• [Supplied records]:
════

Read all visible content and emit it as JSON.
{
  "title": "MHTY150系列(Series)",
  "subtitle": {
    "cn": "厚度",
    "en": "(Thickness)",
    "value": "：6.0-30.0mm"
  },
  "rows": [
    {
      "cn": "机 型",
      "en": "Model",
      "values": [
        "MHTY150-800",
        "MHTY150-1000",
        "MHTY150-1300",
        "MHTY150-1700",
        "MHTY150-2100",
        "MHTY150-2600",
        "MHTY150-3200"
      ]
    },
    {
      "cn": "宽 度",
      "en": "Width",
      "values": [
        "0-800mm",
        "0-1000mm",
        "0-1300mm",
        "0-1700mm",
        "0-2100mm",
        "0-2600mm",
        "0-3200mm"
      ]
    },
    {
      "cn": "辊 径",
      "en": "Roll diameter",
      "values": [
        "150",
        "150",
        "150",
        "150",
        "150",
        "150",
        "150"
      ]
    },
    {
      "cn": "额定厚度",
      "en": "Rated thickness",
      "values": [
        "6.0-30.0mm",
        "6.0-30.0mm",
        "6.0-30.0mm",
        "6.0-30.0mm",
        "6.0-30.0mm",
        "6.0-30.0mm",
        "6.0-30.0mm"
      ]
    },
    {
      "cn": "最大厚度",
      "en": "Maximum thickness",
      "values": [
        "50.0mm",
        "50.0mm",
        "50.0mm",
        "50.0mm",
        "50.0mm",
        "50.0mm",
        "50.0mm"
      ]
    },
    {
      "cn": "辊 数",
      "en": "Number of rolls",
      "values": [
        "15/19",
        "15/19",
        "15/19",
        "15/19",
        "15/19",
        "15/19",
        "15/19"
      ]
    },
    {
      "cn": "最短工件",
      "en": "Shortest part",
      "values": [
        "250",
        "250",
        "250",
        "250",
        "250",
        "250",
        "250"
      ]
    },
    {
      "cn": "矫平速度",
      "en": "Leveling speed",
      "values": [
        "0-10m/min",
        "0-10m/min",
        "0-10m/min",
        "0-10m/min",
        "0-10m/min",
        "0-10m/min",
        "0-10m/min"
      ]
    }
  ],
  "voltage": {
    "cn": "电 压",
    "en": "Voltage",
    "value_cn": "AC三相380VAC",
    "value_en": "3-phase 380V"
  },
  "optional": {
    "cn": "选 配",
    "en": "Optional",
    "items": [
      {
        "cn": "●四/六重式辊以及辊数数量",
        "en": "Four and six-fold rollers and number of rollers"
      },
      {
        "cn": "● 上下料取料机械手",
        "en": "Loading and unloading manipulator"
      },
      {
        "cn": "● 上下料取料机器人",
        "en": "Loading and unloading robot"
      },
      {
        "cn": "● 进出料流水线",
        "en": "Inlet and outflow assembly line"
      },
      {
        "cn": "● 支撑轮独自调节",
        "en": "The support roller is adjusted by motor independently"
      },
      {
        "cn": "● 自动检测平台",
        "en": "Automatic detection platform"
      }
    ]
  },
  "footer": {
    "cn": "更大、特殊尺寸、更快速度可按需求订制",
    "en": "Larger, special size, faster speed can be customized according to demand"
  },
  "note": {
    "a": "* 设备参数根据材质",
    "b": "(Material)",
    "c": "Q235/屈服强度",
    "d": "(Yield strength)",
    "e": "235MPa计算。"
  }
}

════

• [What is asked]:
Every entry needs to be retyped exactly.

• [Exercise answer]:
Read all visible content and emit it as JSON.
{
  "title": "MHTY150系列(Series)",
  "subtitle": {
    "cn": "厚度",
    "en": "(Thickness)",
    "value": "：6.0-30.0mm"
  },
  "rows": [
    {
      "cn": "机 型",
      "en": "Model",
      "values": [
        "MHTY150-800",
        "MHTY150-1000",
        "MHTY150-1300",
        "MHTY150-1700",
        "MHTY150-2100",
        "MHTY150-2600",
        "MHTY150-3200"
      ]
    },
    {
      "cn": "宽 度",
      "en": "Width",
      "values": [
        "0-800mm",
        "0-1000mm",
        "0-1300mm",
        "0-1700mm",
        "0-2100mm",
        "0-2600mm",
        "0-3200mm"
      ]
    },
    {
      "cn": "辊 径",
      "en": "Roll diameter",
      "values": [
        "150",
        "150",
        "150",
        "150",
        "150",
        "150",
        "150"
      ]
    },
    {
      "cn": "额定厚度",
      "en": "Rated thickness",
      "values": [
        "6.0-30.0mm",
        "6.0-30.0mm",
        "6.0-30.0mm",
        "6.0-30.0mm",
        "6.0-30.0mm",
        "6.0-30.0mm",
        "6.0-30.0mm"
      ]
    },
    {
      "cn": "最大厚度",
      "en": "Maximum thickness",
      "values": [
        "50.0mm",
        "50.0mm",
        "50.0mm",
        "50.0mm",
        "50.0mm",
        "50.0mm",
        "50.0mm"
      ]
    },
    {
      "cn": "辊 数",
      "en": "Number of rolls",
      "values": [
        "15/19",
        "15/19",
        "15/19",
        "15/19",
        "15/19",
        "15/19",
        "15/19"
      ]
    },
    {
      "cn": "最短工件",
      "en": "Shortest part",
      "values": [
        "250",
        "250",
        "250",
        "250",
        "250",
        "250",
        "250"
      ]
    },
    {
      "cn": "矫平速度",
      "en": "Leveling speed",
      "values": [
        "0-10m/min",
        "0-10m/min",
        "0-10m/min",
        "0-10m/min",
        "0-10m/min",
        "0-10m/min",
        "0-10m/min"
      ]
    }
  ],
  "voltage": {
    "cn": "电 压",
    "en": "Voltage",
    "value_cn": "AC三相380VAC",
    "value_en": "3-phase 380V"
  },
  "optional": {
    "cn": "选 配",
    "en": "Optional",
    "items": [
      {
        "cn": "●四/六重式辊以及辊数数量",
        "en": "Four and six-fold rollers and number of rollers"
      },
      {
        "cn": "● 上下料取料机械手",
        "en": "Loading and unloading manipulator"
      },
      {
        "cn": "● 上下料取料机器人",
        "en": "Loading and unloading robot"
      },
      {
        "cn": "● 进出料流水线",
        "en": "Inlet and outflow assembly line"
      },
      {
        "cn": "● 支撑轮独自调节",
        "en": "The support roller is adjusted by motor independently"
      },
      {
        "cn": "● 自动检测平台",
        "en": "Automatic detection platform"
      }
    ]
  },
  "footer": {
    "cn": "更大、特殊尺寸、更快速度可按需求订制",
    "en": "Larger, special size, faster speed can be customized according to demand"
  },
  "note": {
    "a": "* 设备参数根据材质",
    "b": "(Material)",
    "c": "Q235/屈服强度",
    "d": "(Yield strength)",
    "e": "235MPa计算。"
  }
}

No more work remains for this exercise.